» The task: Find how many lines in the material hold the word "舵机控制系统", then state that number and nothing more.

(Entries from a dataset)
--- --- ---

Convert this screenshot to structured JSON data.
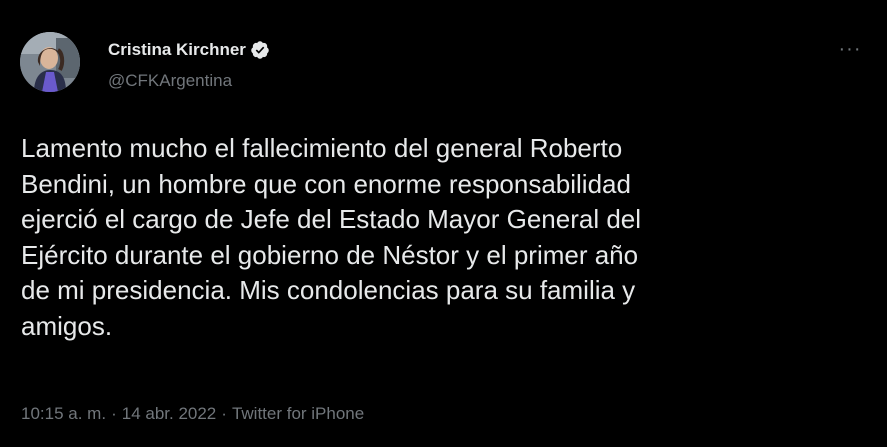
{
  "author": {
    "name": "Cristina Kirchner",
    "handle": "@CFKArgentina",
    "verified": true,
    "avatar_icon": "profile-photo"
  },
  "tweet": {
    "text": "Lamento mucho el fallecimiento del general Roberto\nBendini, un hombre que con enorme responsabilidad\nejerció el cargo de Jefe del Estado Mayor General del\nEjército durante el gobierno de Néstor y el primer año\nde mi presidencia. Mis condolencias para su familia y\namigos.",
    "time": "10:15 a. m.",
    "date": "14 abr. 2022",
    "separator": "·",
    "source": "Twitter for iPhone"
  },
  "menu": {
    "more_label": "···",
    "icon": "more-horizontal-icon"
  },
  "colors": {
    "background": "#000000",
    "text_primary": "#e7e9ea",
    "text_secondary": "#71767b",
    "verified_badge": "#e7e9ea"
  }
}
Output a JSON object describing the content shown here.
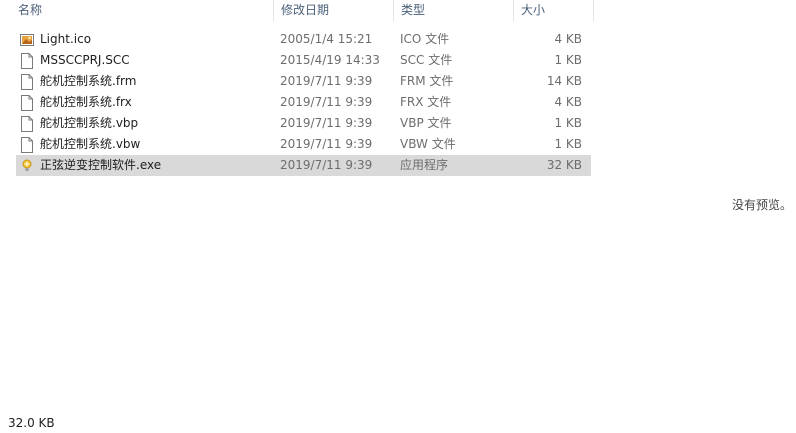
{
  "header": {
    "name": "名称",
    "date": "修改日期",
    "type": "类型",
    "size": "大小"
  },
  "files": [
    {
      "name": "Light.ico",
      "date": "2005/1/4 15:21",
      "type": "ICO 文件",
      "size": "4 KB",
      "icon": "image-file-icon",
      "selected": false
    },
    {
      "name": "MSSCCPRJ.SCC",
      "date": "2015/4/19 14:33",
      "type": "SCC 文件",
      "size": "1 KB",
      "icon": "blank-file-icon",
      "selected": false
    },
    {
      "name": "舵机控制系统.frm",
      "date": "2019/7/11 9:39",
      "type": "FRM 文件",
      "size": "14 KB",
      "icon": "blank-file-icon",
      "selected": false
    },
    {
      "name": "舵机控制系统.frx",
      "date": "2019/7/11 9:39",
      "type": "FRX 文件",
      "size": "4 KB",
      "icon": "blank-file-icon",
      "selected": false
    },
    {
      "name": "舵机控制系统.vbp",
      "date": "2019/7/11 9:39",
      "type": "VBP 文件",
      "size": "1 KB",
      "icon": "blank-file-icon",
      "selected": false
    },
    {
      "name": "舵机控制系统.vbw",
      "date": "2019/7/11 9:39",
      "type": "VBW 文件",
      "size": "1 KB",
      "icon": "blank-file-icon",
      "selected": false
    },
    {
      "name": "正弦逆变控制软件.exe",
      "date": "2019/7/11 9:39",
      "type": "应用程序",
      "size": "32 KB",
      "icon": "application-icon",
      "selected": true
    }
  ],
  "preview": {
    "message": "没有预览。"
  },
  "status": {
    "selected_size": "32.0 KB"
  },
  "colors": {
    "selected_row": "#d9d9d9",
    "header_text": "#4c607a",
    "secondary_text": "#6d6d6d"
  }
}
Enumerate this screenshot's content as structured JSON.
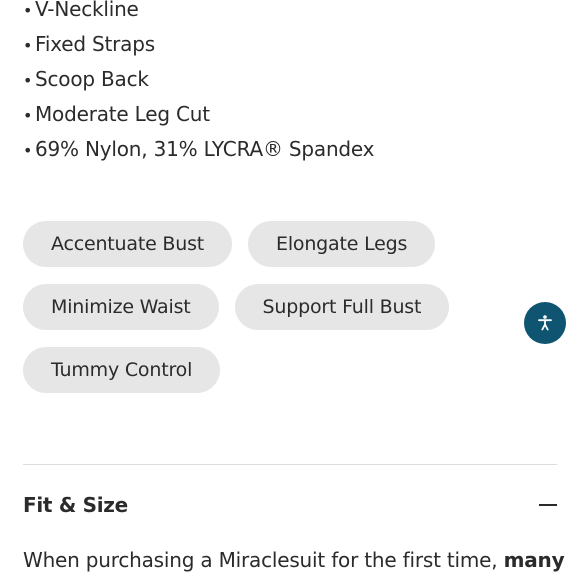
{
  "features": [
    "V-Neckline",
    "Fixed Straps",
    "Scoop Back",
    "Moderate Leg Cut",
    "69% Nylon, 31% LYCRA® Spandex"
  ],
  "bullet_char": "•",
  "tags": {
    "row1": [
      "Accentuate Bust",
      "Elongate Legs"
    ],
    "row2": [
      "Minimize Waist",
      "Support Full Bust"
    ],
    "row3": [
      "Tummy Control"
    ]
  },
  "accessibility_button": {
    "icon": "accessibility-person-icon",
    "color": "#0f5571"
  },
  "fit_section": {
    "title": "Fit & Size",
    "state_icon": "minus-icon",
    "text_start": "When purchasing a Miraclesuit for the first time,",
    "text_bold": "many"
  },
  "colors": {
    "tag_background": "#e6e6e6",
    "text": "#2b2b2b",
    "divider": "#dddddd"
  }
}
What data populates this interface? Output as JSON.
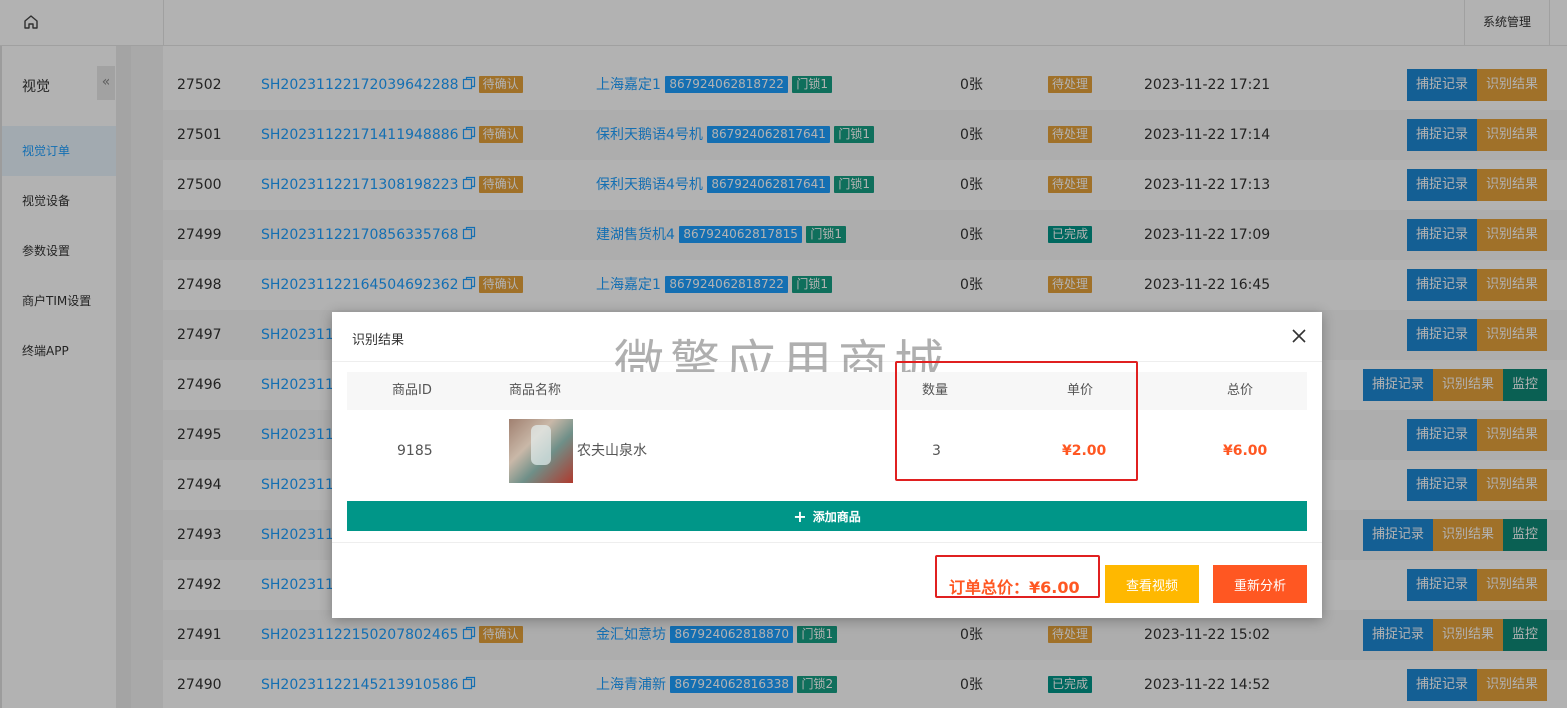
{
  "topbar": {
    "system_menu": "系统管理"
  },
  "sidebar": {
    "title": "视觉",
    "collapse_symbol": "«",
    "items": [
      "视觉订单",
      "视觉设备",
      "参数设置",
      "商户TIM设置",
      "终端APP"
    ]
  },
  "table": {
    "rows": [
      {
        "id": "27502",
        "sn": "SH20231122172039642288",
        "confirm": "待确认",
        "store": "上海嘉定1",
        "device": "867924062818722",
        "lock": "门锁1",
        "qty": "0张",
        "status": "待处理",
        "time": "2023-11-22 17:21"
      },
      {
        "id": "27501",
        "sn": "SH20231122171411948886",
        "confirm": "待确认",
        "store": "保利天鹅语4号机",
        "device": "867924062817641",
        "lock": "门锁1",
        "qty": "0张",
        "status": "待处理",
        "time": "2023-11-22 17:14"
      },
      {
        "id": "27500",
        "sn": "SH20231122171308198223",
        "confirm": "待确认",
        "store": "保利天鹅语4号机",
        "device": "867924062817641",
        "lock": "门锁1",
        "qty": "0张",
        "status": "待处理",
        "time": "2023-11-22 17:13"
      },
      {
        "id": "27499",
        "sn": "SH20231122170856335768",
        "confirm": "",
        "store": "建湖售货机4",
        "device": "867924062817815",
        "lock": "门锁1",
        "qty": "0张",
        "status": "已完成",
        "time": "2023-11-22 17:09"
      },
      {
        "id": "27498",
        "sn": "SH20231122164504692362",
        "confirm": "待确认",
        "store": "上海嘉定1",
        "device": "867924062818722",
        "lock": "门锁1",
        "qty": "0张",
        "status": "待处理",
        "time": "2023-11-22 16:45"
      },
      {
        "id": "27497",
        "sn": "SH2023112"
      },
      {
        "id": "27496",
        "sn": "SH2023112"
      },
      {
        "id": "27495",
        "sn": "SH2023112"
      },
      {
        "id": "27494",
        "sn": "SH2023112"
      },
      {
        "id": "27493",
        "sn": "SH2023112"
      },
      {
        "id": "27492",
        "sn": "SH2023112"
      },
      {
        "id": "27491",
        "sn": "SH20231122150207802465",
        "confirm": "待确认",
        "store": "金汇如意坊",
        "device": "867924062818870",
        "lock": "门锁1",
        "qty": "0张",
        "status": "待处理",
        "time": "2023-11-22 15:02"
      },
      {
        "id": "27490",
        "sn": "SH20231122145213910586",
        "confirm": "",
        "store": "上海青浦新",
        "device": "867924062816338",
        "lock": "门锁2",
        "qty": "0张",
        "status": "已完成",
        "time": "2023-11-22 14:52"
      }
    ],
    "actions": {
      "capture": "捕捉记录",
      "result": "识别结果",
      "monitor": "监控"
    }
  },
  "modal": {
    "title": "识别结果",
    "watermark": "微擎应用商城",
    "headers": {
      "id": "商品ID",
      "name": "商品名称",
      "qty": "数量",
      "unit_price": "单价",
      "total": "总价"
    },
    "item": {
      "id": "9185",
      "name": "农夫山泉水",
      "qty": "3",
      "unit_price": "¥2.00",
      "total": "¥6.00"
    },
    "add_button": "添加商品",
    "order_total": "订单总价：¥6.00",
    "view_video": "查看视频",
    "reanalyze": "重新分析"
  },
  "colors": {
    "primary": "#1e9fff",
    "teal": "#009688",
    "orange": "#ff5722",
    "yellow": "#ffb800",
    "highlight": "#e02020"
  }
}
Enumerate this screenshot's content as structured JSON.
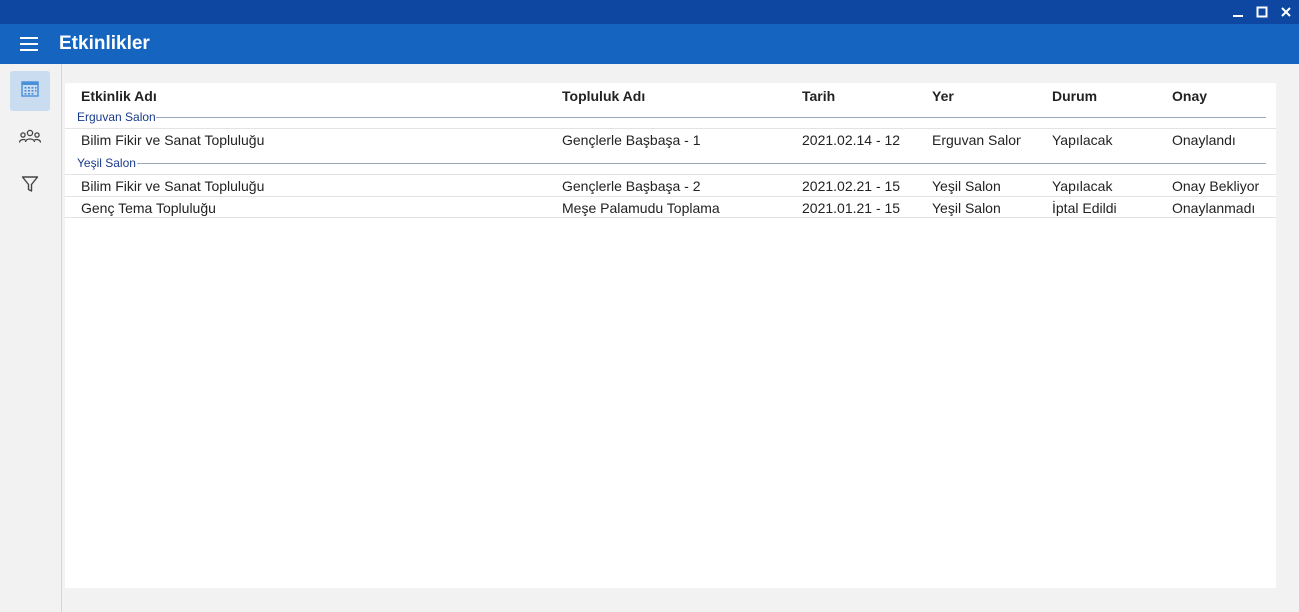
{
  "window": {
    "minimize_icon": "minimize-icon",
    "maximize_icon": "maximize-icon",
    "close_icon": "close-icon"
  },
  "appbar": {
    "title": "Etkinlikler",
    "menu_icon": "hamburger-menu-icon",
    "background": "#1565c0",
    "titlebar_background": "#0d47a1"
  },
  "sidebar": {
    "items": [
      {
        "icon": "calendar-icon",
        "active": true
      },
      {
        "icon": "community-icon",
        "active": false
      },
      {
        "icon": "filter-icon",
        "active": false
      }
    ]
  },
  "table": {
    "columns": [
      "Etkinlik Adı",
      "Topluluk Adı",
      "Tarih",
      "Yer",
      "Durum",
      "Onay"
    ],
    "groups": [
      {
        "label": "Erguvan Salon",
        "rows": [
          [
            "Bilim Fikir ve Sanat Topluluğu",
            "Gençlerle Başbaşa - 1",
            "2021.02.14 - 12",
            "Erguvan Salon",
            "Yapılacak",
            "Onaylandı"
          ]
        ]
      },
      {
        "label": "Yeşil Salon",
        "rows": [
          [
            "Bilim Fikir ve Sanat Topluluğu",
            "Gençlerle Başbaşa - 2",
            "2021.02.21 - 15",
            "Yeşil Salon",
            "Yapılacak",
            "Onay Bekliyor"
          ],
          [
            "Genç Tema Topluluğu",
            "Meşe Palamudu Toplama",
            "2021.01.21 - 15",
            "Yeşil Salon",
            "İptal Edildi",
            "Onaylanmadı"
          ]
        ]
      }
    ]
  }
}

--- --- ---

» The response: 4